>> begin Record set
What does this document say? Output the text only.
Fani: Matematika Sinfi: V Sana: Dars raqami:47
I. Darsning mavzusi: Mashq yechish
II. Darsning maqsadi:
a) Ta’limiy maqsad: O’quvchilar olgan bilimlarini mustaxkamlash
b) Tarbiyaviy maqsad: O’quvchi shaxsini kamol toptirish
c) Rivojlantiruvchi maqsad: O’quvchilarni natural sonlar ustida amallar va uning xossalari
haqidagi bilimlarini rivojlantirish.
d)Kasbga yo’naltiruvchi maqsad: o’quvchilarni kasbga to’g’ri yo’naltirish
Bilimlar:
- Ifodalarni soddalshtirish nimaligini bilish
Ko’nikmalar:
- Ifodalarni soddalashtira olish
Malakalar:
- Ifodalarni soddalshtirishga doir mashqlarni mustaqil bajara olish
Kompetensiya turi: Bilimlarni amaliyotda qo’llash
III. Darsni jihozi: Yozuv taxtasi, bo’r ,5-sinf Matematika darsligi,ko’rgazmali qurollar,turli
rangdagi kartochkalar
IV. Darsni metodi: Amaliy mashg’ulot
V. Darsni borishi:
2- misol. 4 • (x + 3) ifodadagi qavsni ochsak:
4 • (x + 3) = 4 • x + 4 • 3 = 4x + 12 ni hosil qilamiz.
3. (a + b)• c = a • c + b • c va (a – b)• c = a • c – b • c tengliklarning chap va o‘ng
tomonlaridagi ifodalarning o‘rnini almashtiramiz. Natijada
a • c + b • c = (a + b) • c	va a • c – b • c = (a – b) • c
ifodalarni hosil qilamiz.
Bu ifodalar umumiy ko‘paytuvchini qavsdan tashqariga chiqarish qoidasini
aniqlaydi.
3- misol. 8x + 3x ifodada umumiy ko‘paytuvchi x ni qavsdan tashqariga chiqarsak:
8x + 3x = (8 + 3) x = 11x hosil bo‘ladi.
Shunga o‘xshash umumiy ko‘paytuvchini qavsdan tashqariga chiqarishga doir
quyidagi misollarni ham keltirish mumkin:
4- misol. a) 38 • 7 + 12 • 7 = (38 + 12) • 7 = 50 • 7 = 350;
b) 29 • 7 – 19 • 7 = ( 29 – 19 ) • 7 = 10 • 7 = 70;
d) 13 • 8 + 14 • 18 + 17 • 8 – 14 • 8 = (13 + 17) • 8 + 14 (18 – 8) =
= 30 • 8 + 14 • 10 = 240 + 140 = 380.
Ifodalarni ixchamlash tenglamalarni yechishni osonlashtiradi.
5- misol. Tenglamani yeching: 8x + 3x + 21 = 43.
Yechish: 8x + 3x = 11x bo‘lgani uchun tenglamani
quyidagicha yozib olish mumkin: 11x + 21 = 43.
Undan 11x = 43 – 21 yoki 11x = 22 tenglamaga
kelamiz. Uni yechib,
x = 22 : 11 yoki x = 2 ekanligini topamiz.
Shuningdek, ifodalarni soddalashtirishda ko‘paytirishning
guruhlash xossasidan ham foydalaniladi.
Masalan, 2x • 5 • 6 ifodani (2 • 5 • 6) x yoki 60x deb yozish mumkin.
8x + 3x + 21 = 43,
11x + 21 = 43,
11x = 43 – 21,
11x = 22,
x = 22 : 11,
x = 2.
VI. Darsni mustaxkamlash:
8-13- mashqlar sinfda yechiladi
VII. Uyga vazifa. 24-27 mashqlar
>> end Record set
— Your instructions —
Say how many lines in the entries contain the string "hosil", and leave out everything else.

— Answer —
3